- **WHAT IS REQUIRED**
Could you copy every line from the material below in which "负担的义务过重" appears?

··· GIVEN RECORDS

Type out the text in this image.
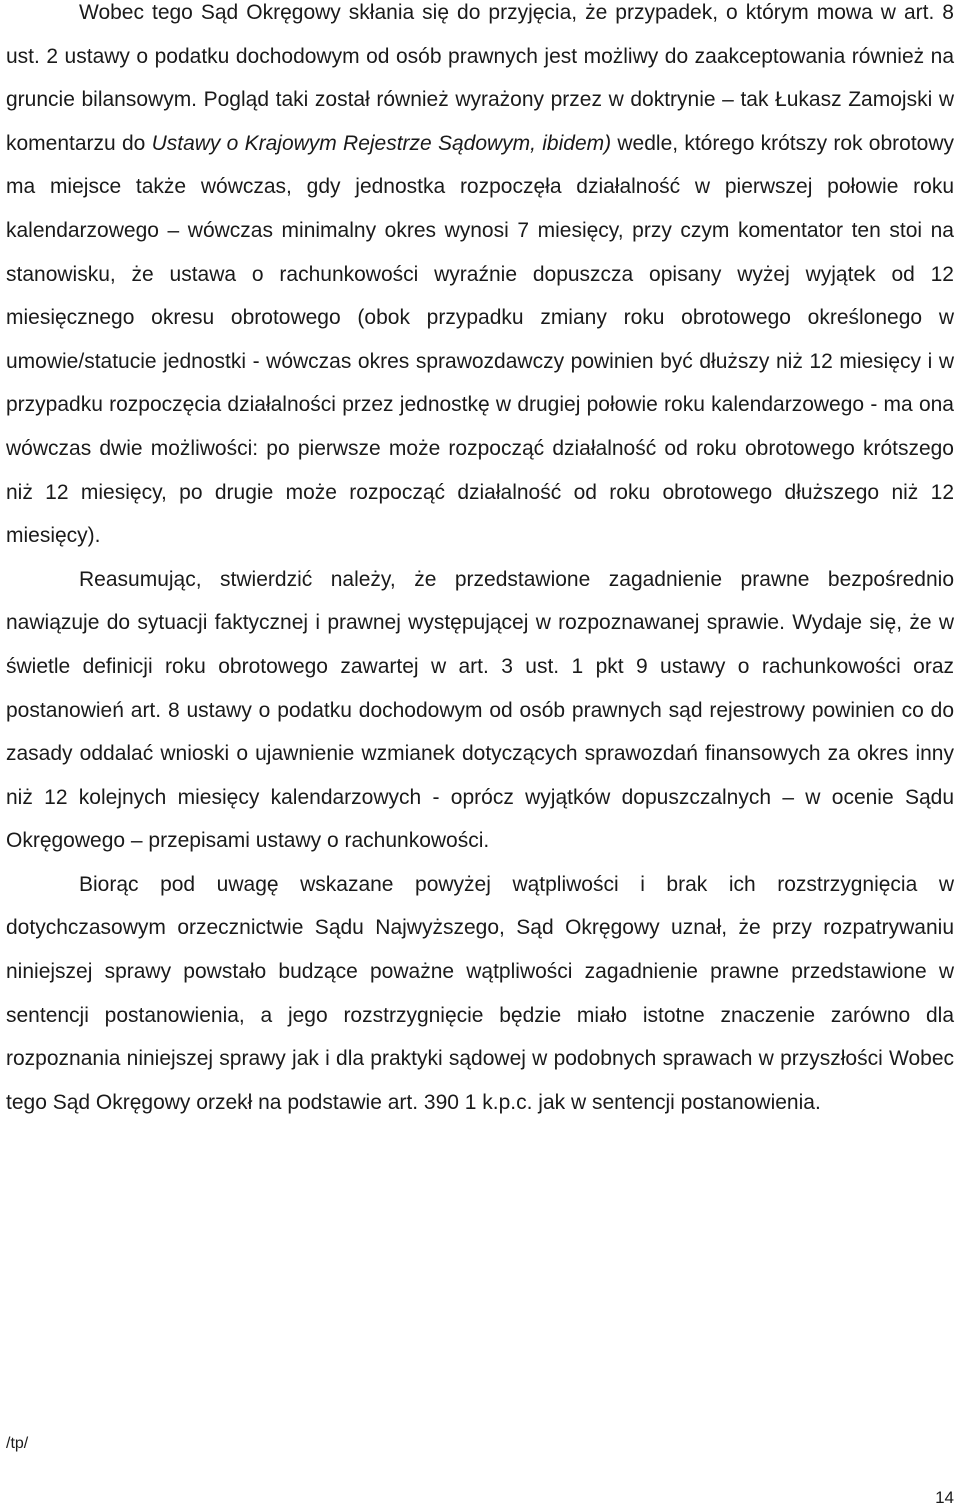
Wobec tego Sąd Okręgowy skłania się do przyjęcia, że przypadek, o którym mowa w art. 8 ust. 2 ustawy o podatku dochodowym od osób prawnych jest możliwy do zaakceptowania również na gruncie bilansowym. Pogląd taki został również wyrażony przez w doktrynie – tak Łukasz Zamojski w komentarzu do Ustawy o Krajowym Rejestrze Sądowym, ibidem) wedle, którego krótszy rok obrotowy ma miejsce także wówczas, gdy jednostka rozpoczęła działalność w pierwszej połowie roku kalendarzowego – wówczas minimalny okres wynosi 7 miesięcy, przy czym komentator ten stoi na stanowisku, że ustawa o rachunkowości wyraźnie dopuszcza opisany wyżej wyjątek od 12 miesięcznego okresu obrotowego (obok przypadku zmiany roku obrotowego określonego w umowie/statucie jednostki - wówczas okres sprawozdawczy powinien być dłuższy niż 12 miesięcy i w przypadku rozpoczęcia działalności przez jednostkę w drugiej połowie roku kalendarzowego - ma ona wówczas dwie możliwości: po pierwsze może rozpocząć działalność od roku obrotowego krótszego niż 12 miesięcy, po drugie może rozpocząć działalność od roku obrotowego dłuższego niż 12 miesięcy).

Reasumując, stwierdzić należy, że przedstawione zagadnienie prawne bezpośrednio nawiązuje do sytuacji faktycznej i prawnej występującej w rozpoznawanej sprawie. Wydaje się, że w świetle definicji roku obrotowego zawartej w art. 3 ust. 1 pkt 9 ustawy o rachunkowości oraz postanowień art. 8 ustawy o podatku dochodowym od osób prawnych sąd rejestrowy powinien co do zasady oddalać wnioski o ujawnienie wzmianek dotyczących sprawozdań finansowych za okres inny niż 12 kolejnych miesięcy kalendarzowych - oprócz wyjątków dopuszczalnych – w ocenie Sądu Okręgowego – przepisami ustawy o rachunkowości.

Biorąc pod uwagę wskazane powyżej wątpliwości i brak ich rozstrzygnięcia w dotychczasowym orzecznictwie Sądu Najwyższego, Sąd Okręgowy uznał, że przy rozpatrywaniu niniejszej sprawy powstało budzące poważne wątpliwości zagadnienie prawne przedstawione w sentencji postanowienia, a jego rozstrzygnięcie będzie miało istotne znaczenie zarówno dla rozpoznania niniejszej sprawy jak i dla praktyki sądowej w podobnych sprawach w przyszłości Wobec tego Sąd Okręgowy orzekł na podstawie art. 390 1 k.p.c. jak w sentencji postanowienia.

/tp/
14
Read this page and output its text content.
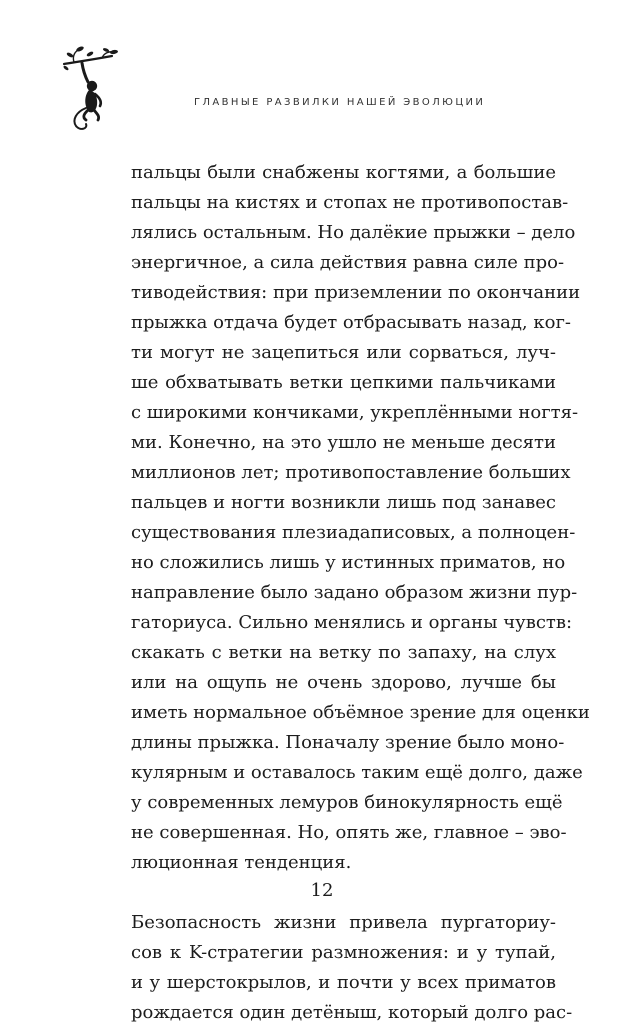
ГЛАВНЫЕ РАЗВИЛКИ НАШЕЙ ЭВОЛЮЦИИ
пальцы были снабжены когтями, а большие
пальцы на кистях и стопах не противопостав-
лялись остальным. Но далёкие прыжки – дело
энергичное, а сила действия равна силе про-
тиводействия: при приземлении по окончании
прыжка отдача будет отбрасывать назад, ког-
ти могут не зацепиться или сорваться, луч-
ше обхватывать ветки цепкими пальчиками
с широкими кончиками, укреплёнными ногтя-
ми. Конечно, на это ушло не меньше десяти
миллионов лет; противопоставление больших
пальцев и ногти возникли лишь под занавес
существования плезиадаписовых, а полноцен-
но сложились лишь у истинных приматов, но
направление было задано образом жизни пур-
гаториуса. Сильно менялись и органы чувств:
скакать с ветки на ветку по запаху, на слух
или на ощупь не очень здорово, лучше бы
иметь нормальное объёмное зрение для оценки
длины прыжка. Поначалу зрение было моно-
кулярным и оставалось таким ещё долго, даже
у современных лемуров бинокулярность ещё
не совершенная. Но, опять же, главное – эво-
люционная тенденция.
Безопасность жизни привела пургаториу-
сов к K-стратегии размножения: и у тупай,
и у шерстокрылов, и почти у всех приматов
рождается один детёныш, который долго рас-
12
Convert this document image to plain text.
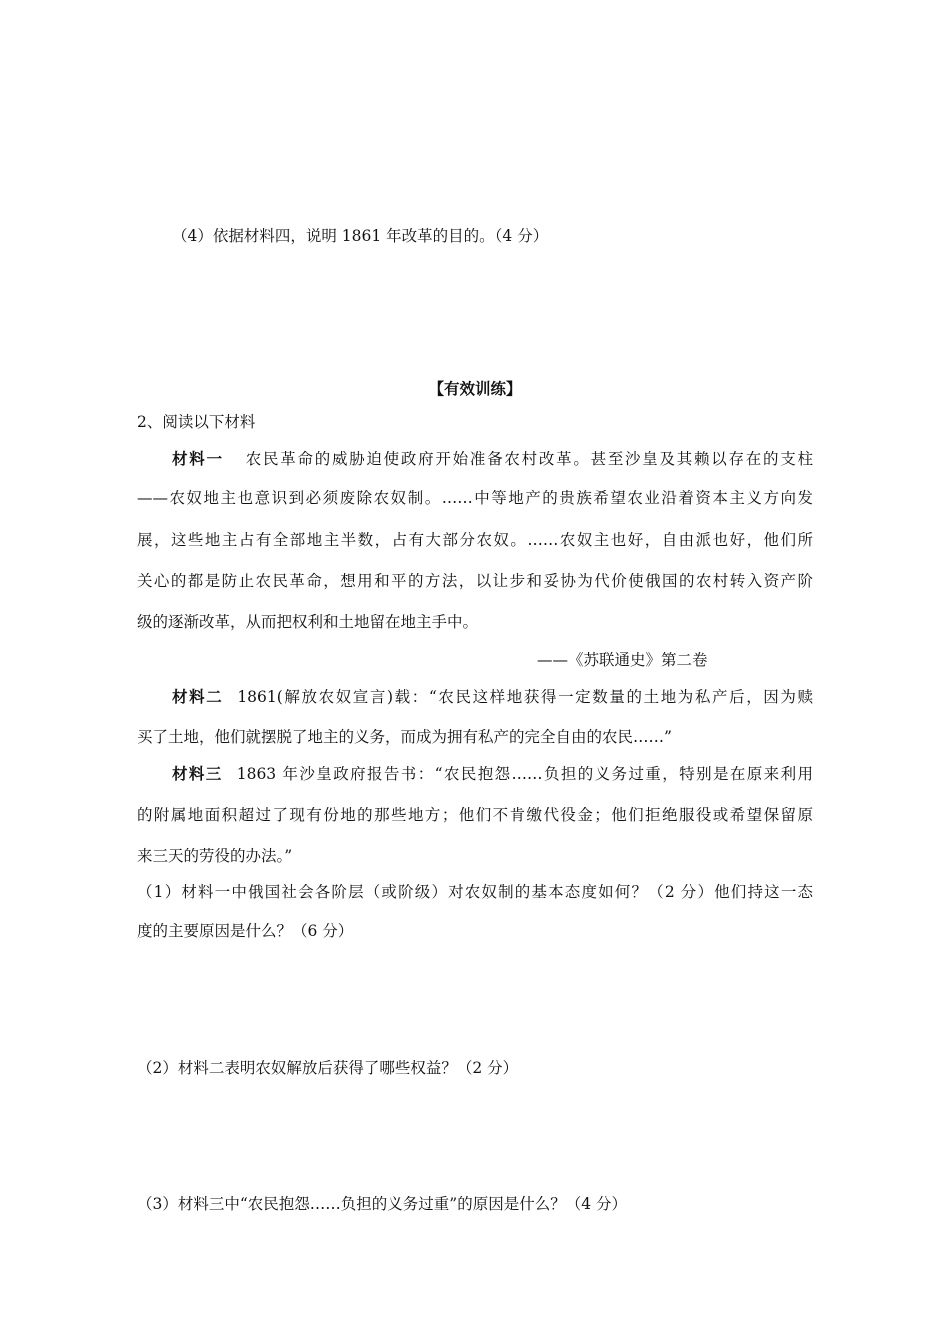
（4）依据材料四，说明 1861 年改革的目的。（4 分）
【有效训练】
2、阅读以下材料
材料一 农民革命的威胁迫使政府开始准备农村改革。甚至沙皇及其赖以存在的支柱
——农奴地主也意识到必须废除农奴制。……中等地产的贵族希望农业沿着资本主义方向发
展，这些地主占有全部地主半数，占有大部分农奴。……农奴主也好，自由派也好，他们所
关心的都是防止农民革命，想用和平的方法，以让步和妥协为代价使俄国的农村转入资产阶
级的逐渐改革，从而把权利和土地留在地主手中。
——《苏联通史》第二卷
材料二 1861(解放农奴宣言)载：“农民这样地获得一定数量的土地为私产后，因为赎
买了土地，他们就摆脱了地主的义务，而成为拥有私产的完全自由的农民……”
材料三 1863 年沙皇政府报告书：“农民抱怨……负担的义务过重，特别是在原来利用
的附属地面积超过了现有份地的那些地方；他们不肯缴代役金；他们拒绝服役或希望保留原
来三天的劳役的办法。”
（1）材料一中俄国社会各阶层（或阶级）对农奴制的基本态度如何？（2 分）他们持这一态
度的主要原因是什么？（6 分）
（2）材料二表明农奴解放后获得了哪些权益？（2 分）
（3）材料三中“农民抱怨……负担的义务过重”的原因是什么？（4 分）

······

- **ANSWER TO THIS EXERCISE**
材料三 1863 年沙皇政府报告书：“农民抱怨……负担的义务过重，特别是在原来利用
（3）材料三中“农民抱怨……负担的义务过重”的原因是什么？（4 分）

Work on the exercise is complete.